• _What you have to do_
Listed below are entries; give the number of lines among them that include "TradingView", and only that number.

• _Records shown_
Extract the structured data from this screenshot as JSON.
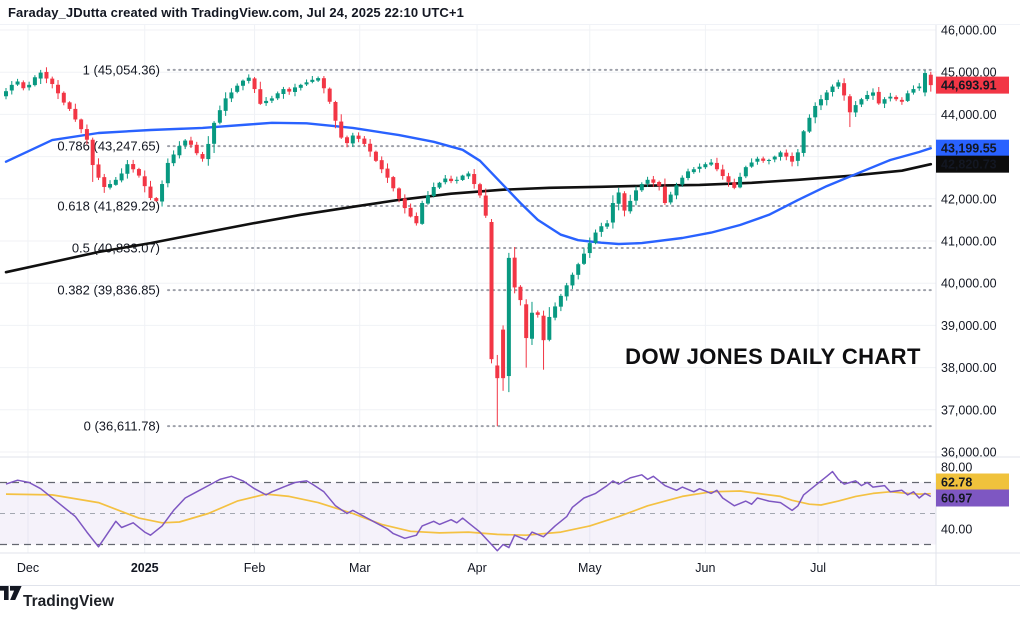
{
  "header": {
    "title": "Faraday_JDutta created with TradingView.com, Jul 24, 2025 22:10 UTC+1"
  },
  "watermark": {
    "text": "DOW JONES DAILY CHART"
  },
  "footer": {
    "logo_text": "TradingView"
  },
  "colors": {
    "background": "#FFFFFF",
    "candle_up": "#089981",
    "candle_down": "#F23645",
    "ma50": "#2962FF",
    "ma200": "#101010",
    "fib_line": "#8D909B",
    "fib_label": "#787B86",
    "grid": "#F0F2F6",
    "separator": "#E0E3EB",
    "rsi_line": "#7E57C2",
    "rsi_ma": "#F4C142",
    "rsi_band_fill": "#7E57C2",
    "rsi_level_line": "#4A4E59",
    "rsi_mid_line": "#9BA0AA",
    "axis_text": "#131722"
  },
  "chart_data": {
    "type": "candlestick",
    "title": "DOW JONES DAILY CHART",
    "timeframe": "Daily",
    "price_axis": {
      "min": 36000,
      "max": 46000,
      "grid_values": [
        46000,
        45000,
        44000,
        43000,
        42000,
        41000,
        40000,
        39000,
        38000,
        37000,
        36000
      ],
      "ticks": [
        {
          "label": "46,000.00",
          "value": 46000
        },
        {
          "label": "45,000.00",
          "value": 45000
        },
        {
          "label": "44,000.00",
          "value": 44000
        },
        {
          "label": "42,000.00",
          "value": 42000
        },
        {
          "label": "41,000.00",
          "value": 41000
        },
        {
          "label": "40,000.00",
          "value": 40000
        },
        {
          "label": "39,000.00",
          "value": 39000
        },
        {
          "label": "38,000.00",
          "value": 38000
        },
        {
          "label": "37,000.00",
          "value": 37000
        },
        {
          "label": "36,000.00",
          "value": 36000
        }
      ],
      "badges": [
        {
          "name": "last-price-badge",
          "label": "44,693.91",
          "value": 44693.91,
          "bg": "#F23645",
          "fg": "#FFFFFF"
        },
        {
          "name": "ma50-price-badge",
          "label": "43,199.55",
          "value": 43199.55,
          "bg": "#2962FF",
          "fg": "#FFFFFF"
        },
        {
          "name": "ma200-price-badge",
          "label": "42,820.73",
          "value": 42820.73,
          "bg": "#0C0C0C",
          "fg": "#FFFFFF"
        }
      ]
    },
    "time_axis": {
      "labels": [
        {
          "text": "Dec",
          "d": 3.8,
          "bold": false
        },
        {
          "text": "2025",
          "d": 24,
          "bold": true
        },
        {
          "text": "Feb",
          "d": 43,
          "bold": false
        },
        {
          "text": "Mar",
          "d": 61.2,
          "bold": false
        },
        {
          "text": "Apr",
          "d": 81.5,
          "bold": false
        },
        {
          "text": "May",
          "d": 101,
          "bold": false
        },
        {
          "text": "Jun",
          "d": 121,
          "bold": false
        },
        {
          "text": "Jul",
          "d": 140.5,
          "bold": false
        }
      ]
    },
    "fib_levels": [
      {
        "label": "1 (45,054.36)",
        "level": 1,
        "price": 45054.36
      },
      {
        "label": "0.786 (43,247.65)",
        "level": 0.786,
        "price": 43247.65
      },
      {
        "label": "0.618 (41,829.29)",
        "level": 0.618,
        "price": 41829.29
      },
      {
        "label": "0.5 (40,833.07)",
        "level": 0.5,
        "price": 40833.07
      },
      {
        "label": "0.382 (39,836.85)",
        "level": 0.382,
        "price": 39836.85
      },
      {
        "label": "0 (36,611.78)",
        "level": 0,
        "price": 36611.78
      }
    ],
    "candles": {
      "last_close": 44693.91,
      "closes": [
        44550,
        44700,
        44780,
        44620,
        44700,
        44880,
        44990,
        44850,
        44720,
        44500,
        44280,
        44130,
        43880,
        43650,
        43400,
        42800,
        42500,
        42280,
        42350,
        42450,
        42600,
        42820,
        42700,
        42550,
        42300,
        42020,
        41950,
        42350,
        42850,
        43050,
        43250,
        43380,
        43280,
        43080,
        42950,
        43300,
        43800,
        44100,
        44380,
        44520,
        44680,
        44800,
        44870,
        44600,
        44250,
        44320,
        44380,
        44500,
        44600,
        44540,
        44640,
        44700,
        44760,
        44820,
        44860,
        44620,
        44300,
        43850,
        43450,
        43320,
        43500,
        43420,
        43300,
        43120,
        42900,
        42700,
        42500,
        42250,
        42000,
        41780,
        41580,
        41420,
        41900,
        42080,
        42280,
        42380,
        42480,
        42420,
        42450,
        42550,
        42600,
        42350,
        42080,
        41600,
        38200,
        37750,
        37750,
        40600,
        39900,
        39600,
        38700,
        39300,
        39250,
        38650,
        39200,
        39450,
        39700,
        39950,
        40200,
        40450,
        40700,
        40950,
        41200,
        41350,
        41420,
        41900,
        42150,
        41720,
        41950,
        42200,
        42350,
        42450,
        42380,
        42300,
        41900,
        42100,
        42320,
        42500,
        42650,
        42700,
        42760,
        42820,
        42860,
        42700,
        42540,
        42400,
        42260,
        42520,
        42750,
        42860,
        42950,
        42900,
        42920,
        43000,
        43100,
        43000,
        42880,
        43100,
        43600,
        43920,
        44200,
        44360,
        44520,
        44660,
        44760,
        44450,
        44050,
        44220,
        44360,
        44460,
        44520,
        44260,
        44360,
        44420,
        44360,
        44300,
        44500,
        44600,
        44660,
        44980,
        44693.91
      ],
      "overrides": {
        "6": [
          44850,
          45054.36,
          44720,
          44990
        ],
        "15": [
          43400,
          43450,
          42400,
          42800
        ],
        "84": [
          41450,
          41520,
          38100,
          38200
        ],
        "85": [
          38050,
          38300,
          36611.78,
          37750
        ],
        "86": [
          38900,
          39000,
          37450,
          37750
        ],
        "87": [
          37800,
          40720,
          37420,
          40600
        ],
        "90": [
          39500,
          39620,
          38000,
          38700
        ],
        "93": [
          39230,
          39350,
          37950,
          38650
        ],
        "146": [
          44430,
          44480,
          43700,
          44050
        ],
        "159": [
          44520,
          45050,
          44430,
          44980
        ],
        "160": [
          44940,
          45010,
          44540,
          44693.91
        ]
      }
    },
    "ma50": {
      "name": "MA 50 (blue)",
      "last_value": 43199.55,
      "points": [
        [
          0,
          42880
        ],
        [
          8,
          43390
        ],
        [
          16,
          43560
        ],
        [
          25,
          43630
        ],
        [
          34,
          43680
        ],
        [
          42,
          43760
        ],
        [
          46,
          43800
        ],
        [
          52,
          43790
        ],
        [
          60,
          43680
        ],
        [
          68,
          43510
        ],
        [
          74,
          43350
        ],
        [
          79,
          43160
        ],
        [
          82,
          42900
        ],
        [
          86,
          42330
        ],
        [
          89,
          41900
        ],
        [
          92,
          41500
        ],
        [
          96,
          41150
        ],
        [
          99,
          41020
        ],
        [
          103,
          40960
        ],
        [
          106,
          40930
        ],
        [
          110,
          40950
        ],
        [
          117,
          41070
        ],
        [
          122,
          41200
        ],
        [
          127,
          41380
        ],
        [
          132,
          41620
        ],
        [
          137,
          41970
        ],
        [
          142,
          42300
        ],
        [
          148,
          42640
        ],
        [
          153,
          42920
        ],
        [
          158,
          43110
        ],
        [
          160,
          43199.55
        ]
      ]
    },
    "ma200": {
      "name": "MA 200 (black)",
      "last_value": 42820.73,
      "points": [
        [
          0,
          40260
        ],
        [
          8,
          40500
        ],
        [
          16,
          40740
        ],
        [
          25,
          40950
        ],
        [
          34,
          41190
        ],
        [
          42,
          41400
        ],
        [
          51,
          41620
        ],
        [
          60,
          41810
        ],
        [
          68,
          41975
        ],
        [
          77,
          42120
        ],
        [
          86,
          42215
        ],
        [
          94,
          42260
        ],
        [
          103,
          42285
        ],
        [
          111,
          42310
        ],
        [
          120,
          42330
        ],
        [
          129,
          42380
        ],
        [
          137,
          42450
        ],
        [
          146,
          42545
        ],
        [
          155,
          42665
        ],
        [
          160,
          42820.73
        ]
      ]
    },
    "rsi": {
      "scale_ticks": [
        {
          "label": "80.00",
          "value": 80
        },
        {
          "label": "40.00",
          "value": 40
        }
      ],
      "levels": [
        70,
        50,
        30
      ],
      "band": [
        30,
        70
      ],
      "badges": [
        {
          "name": "rsi-ma-badge",
          "label": "62.78",
          "value": 62.78,
          "bg": "#F0C23C",
          "fg": "#111111"
        },
        {
          "name": "rsi-badge",
          "label": "60.97",
          "value": 60.97,
          "bg": "#7E57C2",
          "fg": "#FFFFFF"
        }
      ],
      "rsi_points": [
        [
          0,
          69
        ],
        [
          2,
          71.5
        ],
        [
          4,
          70
        ],
        [
          6,
          66
        ],
        [
          9,
          57
        ],
        [
          12,
          48
        ],
        [
          14,
          38
        ],
        [
          16,
          28.5
        ],
        [
          17,
          34
        ],
        [
          19,
          45
        ],
        [
          20,
          41
        ],
        [
          22,
          44
        ],
        [
          24,
          38
        ],
        [
          25,
          36
        ],
        [
          27,
          42
        ],
        [
          29,
          52
        ],
        [
          31,
          60
        ],
        [
          33,
          64
        ],
        [
          35,
          68
        ],
        [
          37,
          72
        ],
        [
          39,
          74
        ],
        [
          41,
          71
        ],
        [
          43,
          66
        ],
        [
          45,
          62
        ],
        [
          46,
          64
        ],
        [
          48,
          67
        ],
        [
          50,
          70
        ],
        [
          52,
          71
        ],
        [
          53,
          69
        ],
        [
          55,
          64
        ],
        [
          57,
          55
        ],
        [
          59,
          50
        ],
        [
          60,
          52
        ],
        [
          62,
          48
        ],
        [
          64,
          44
        ],
        [
          66,
          40
        ],
        [
          67,
          37
        ],
        [
          69,
          34
        ],
        [
          71,
          36
        ],
        [
          72,
          42
        ],
        [
          74,
          45
        ],
        [
          75,
          43
        ],
        [
          77,
          46
        ],
        [
          78,
          44
        ],
        [
          79,
          47
        ],
        [
          80,
          44
        ],
        [
          82,
          38
        ],
        [
          84,
          30
        ],
        [
          85,
          26
        ],
        [
          86,
          30
        ],
        [
          87,
          28
        ],
        [
          88,
          36
        ],
        [
          90,
          33
        ],
        [
          91,
          38
        ],
        [
          93,
          35
        ],
        [
          95,
          42
        ],
        [
          97,
          48
        ],
        [
          98,
          54
        ],
        [
          100,
          60
        ],
        [
          102,
          63
        ],
        [
          104,
          68
        ],
        [
          105,
          71
        ],
        [
          106,
          69
        ],
        [
          108,
          73
        ],
        [
          110,
          75
        ],
        [
          111,
          72
        ],
        [
          112,
          74
        ],
        [
          114,
          68
        ],
        [
          116,
          65
        ],
        [
          117,
          67
        ],
        [
          119,
          64
        ],
        [
          120,
          66
        ],
        [
          122,
          63
        ],
        [
          123,
          65
        ],
        [
          124,
          60
        ],
        [
          126,
          55
        ],
        [
          128,
          58
        ],
        [
          129,
          56
        ],
        [
          130,
          60
        ],
        [
          132,
          58
        ],
        [
          134,
          57
        ],
        [
          136,
          52
        ],
        [
          137,
          55
        ],
        [
          138,
          62
        ],
        [
          140,
          68
        ],
        [
          142,
          74
        ],
        [
          143,
          77
        ],
        [
          144,
          72
        ],
        [
          145,
          69
        ],
        [
          147,
          71
        ],
        [
          148,
          68
        ],
        [
          149,
          70
        ],
        [
          150,
          67
        ],
        [
          152,
          68
        ],
        [
          153,
          64
        ],
        [
          155,
          65
        ],
        [
          156,
          62
        ],
        [
          157,
          64
        ],
        [
          158,
          60
        ],
        [
          159,
          63
        ],
        [
          160,
          60.97
        ]
      ],
      "rsi_ma_points": [
        [
          0,
          62.5
        ],
        [
          8,
          62
        ],
        [
          16,
          57
        ],
        [
          23,
          47
        ],
        [
          27,
          44
        ],
        [
          30,
          44.5
        ],
        [
          35,
          50
        ],
        [
          40,
          58
        ],
        [
          45,
          62.5
        ],
        [
          49,
          61
        ],
        [
          54,
          57
        ],
        [
          60,
          50
        ],
        [
          65,
          43
        ],
        [
          70,
          38.5
        ],
        [
          75,
          37.5
        ],
        [
          80,
          38
        ],
        [
          85,
          36.5
        ],
        [
          90,
          36
        ],
        [
          96,
          38
        ],
        [
          101,
          42
        ],
        [
          106,
          48
        ],
        [
          111,
          55
        ],
        [
          117,
          61
        ],
        [
          122,
          64
        ],
        [
          127,
          64.5
        ],
        [
          130,
          63
        ],
        [
          134,
          61
        ],
        [
          136,
          58.5
        ],
        [
          139,
          56
        ],
        [
          141,
          55.5
        ],
        [
          144,
          58
        ],
        [
          147,
          61
        ],
        [
          150,
          63
        ],
        [
          153,
          64
        ],
        [
          156,
          63
        ],
        [
          158,
          62.5
        ],
        [
          160,
          62.78
        ]
      ]
    }
  }
}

• _Solution for this task_
2